GOAL: Type out the records that follow, exactly as given.
* Start TASK INPUT *
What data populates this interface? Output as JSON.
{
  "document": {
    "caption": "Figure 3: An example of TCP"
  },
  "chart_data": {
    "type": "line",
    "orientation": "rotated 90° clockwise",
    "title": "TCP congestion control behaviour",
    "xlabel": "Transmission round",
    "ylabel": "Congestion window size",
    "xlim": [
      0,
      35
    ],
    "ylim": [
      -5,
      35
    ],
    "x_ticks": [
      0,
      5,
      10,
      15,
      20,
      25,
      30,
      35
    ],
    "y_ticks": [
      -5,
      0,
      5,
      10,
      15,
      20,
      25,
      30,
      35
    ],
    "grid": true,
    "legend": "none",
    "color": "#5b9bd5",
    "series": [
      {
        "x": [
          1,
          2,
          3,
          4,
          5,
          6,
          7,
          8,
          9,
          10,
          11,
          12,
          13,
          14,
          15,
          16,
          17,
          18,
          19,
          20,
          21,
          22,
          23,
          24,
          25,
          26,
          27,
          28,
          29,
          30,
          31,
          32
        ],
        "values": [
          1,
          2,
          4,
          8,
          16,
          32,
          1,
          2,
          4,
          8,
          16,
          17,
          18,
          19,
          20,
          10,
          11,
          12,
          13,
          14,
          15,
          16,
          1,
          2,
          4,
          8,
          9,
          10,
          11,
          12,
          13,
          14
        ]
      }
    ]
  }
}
* End TASK INPUT *
ANSWER TO THE EXERCISE:
What data populates this interface? Output as JSON.
{
  "document": {
    "caption": "Figure 3: An example of TCP"
  },
  "chart_data": {
    "type": "line",
    "orientation": "rotated 90° clockwise",
    "title": "TCP congestion control behaviour",
    "xlabel": "Transmission round",
    "ylabel": "Congestion window size",
    "xlim": [
      0,
      35
    ],
    "ylim": [
      -5,
      35
    ],
    "x_ticks": [
      0,
      5,
      10,
      15,
      20,
      25,
      30,
      35
    ],
    "y_ticks": [
      -5,
      0,
      5,
      10,
      15,
      20,
      25,
      30,
      35
    ],
    "grid": true,
    "legend": "none",
    "color": "#5b9bd5",
    "series": [
      {
        "x": [
          1,
          2,
          3,
          4,
          5,
          6,
          7,
          8,
          9,
          10,
          11,
          12,
          13,
          14,
          15,
          16,
          17,
          18,
          19,
          20,
          21,
          22,
          23,
          24,
          25,
          26,
          27,
          28,
          29,
          30,
          31,
          32
        ],
        "values": [
          1,
          2,
          4,
          8,
          16,
          32,
          1,
          2,
          4,
          8,
          16,
          17,
          18,
          19,
          20,
          10,
          11,
          12,
          13,
          14,
          15,
          16,
          1,
          2,
          4,
          8,
          9,
          10,
          11,
          12,
          13,
          14
        ]
      }
    ]
  }
}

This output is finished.